**Work to complete:** Extract the full set of records, then give each one again exactly.

**Collection entries:**
>> begin

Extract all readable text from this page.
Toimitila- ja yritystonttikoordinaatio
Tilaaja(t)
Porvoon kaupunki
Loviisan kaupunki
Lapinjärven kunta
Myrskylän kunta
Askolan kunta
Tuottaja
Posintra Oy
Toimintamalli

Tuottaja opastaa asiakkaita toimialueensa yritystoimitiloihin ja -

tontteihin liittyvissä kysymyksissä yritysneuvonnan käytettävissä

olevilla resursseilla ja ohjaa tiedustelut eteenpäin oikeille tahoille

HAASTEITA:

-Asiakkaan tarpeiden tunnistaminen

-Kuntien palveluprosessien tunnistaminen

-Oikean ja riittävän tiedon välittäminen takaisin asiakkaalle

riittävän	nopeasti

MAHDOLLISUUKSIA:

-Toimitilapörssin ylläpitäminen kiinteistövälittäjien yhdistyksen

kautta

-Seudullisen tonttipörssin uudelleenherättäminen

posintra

>> end

**Worked solution:**
Extract all readable text from this page.
Toimitila- ja yritystonttikoordinaatio
Tilaaja(t)
Porvoon kaupunki
Loviisan kaupunki
Lapinjärven kunta
Myrskylän kunta
Askolan kunta
Tuottaja
Posintra Oy
Toimintamalli

Tuottaja opastaa asiakkaita toimialueensa yritystoimitiloihin ja -

tontteihin liittyvissä kysymyksissä yritysneuvonnan käytettävissä

olevilla resursseilla ja ohjaa tiedustelut eteenpäin oikeille tahoille

HAASTEITA:

-Asiakkaan tarpeiden tunnistaminen

-Kuntien palveluprosessien tunnistaminen

-Oikean ja riittävän tiedon välittäminen takaisin asiakkaalle

riittävän	nopeasti

MAHDOLLISUUKSIA:

-Toimitilapörssin ylläpitäminen kiinteistövälittäjien yhdistyksen

kautta

-Seudullisen tonttipörssin uudelleenherättäminen

posintra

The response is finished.